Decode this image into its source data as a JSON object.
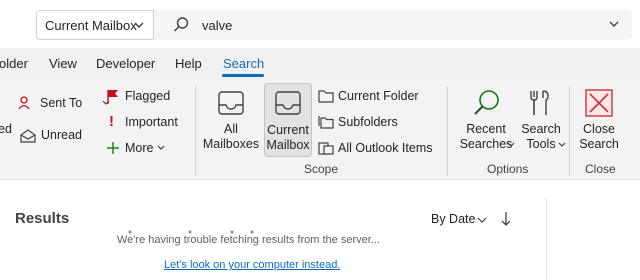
{
  "search": {
    "scope_label": "Current Mailbox",
    "query": "valve"
  },
  "tabs": [
    {
      "label": "older"
    },
    {
      "label": "View"
    },
    {
      "label": "Developer"
    },
    {
      "label": "Help"
    },
    {
      "label": "Search",
      "active": true
    }
  ],
  "ribbon": {
    "refine": {
      "cutoff_label": "ed",
      "sent_to": "Sent To",
      "unread": "Unread",
      "flagged": "Flagged",
      "important": "Important",
      "more": "More"
    },
    "scope": {
      "all_mailboxes": "All\nMailboxes",
      "current_mailbox": "Current\nMailbox",
      "current_folder": "Current Folder",
      "subfolders": "Subfolders",
      "all_outlook_items": "All Outlook Items",
      "group_label": "Scope"
    },
    "options": {
      "recent_searches": "Recent\nSearches",
      "search_tools": "Search\nTools",
      "group_label": "Options"
    },
    "close": {
      "close_search": "Close\nSearch",
      "group_label": "Close"
    }
  },
  "results": {
    "title": "Results",
    "sort_label": "By Date",
    "message": "We're having trouble fetching results from the server...",
    "link": "Let's look on your computer instead."
  },
  "colors": {
    "accent": "#0f6cbd",
    "flag_red": "#c50f1f",
    "green": "#107c10",
    "close_red": "#d13438"
  }
}
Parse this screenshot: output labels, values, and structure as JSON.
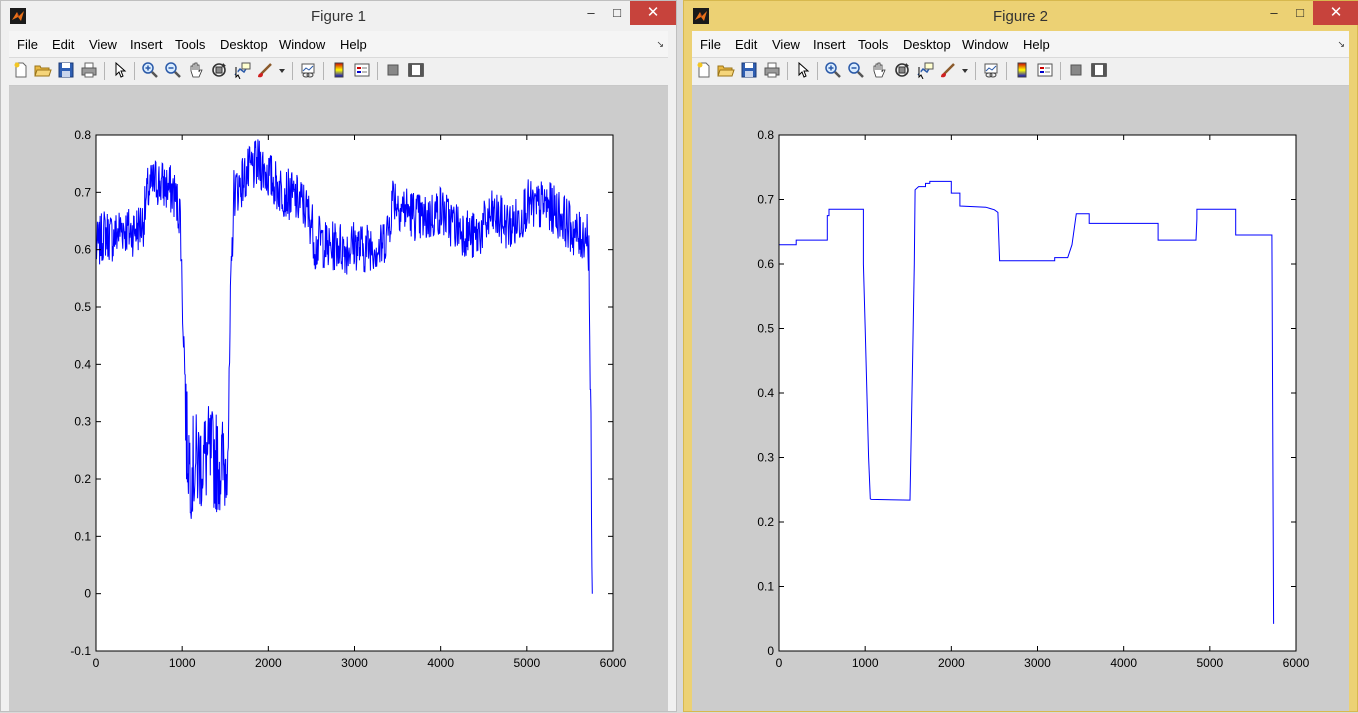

▸ **INSTRUCTION**: Look through the data above. Copy every line with the string "this" in it.

▸ **RIGHT ANSWER**:
Decode this image into its source data as a JSON object.
Parse this screenshot: output labels, values, and structure as JSON.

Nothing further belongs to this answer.